» What the task requires: Reproduce each record below exactly as written.

» Task material:
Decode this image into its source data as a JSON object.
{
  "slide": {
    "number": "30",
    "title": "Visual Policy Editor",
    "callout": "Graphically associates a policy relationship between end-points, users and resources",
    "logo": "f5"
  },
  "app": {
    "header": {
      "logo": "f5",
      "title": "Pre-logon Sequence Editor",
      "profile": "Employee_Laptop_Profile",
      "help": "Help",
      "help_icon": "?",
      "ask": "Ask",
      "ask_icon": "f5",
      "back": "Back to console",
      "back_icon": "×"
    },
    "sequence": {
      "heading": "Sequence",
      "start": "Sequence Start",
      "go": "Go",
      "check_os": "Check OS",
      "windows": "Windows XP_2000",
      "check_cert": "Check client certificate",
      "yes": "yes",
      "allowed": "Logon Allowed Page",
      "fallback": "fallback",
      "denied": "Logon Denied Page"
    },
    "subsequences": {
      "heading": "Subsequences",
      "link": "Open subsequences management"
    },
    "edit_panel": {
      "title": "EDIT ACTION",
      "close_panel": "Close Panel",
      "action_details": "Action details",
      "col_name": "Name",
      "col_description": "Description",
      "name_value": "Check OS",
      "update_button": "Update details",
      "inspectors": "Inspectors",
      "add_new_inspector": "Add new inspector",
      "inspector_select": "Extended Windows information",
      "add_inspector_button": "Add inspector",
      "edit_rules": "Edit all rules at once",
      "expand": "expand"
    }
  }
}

» Correct response:
Decode this image into its source data as a JSON object.
{
  "slide": {
    "number": "30",
    "title": "Visual Policy Editor",
    "callout": "Graphically associates a policy relationship between end-points, users and resources",
    "logo": "f5"
  },
  "app": {
    "header": {
      "logo": "f5",
      "title": "Pre-logon Sequence Editor",
      "profile": "Employee_Laptop_Profile",
      "help": "Help",
      "help_icon": "?",
      "ask": "Ask",
      "ask_icon": "f5",
      "back": "Back to console",
      "back_icon": "×"
    },
    "sequence": {
      "heading": "Sequence",
      "start": "Sequence Start",
      "go": "Go",
      "check_os": "Check OS",
      "windows": "Windows XP_2000",
      "check_cert": "Check client certificate",
      "yes": "yes",
      "allowed": "Logon Allowed Page",
      "fallback": "fallback",
      "denied": "Logon Denied Page"
    },
    "subsequences": {
      "heading": "Subsequences",
      "link": "Open subsequences management"
    },
    "edit_panel": {
      "title": "EDIT ACTION",
      "close_panel": "Close Panel",
      "action_details": "Action details",
      "col_name": "Name",
      "col_description": "Description",
      "name_value": "Check OS",
      "update_button": "Update details",
      "inspectors": "Inspectors",
      "add_new_inspector": "Add new inspector",
      "inspector_select": "Extended Windows information",
      "add_inspector_button": "Add inspector",
      "edit_rules": "Edit all rules at once",
      "expand": "expand"
    }
  }
}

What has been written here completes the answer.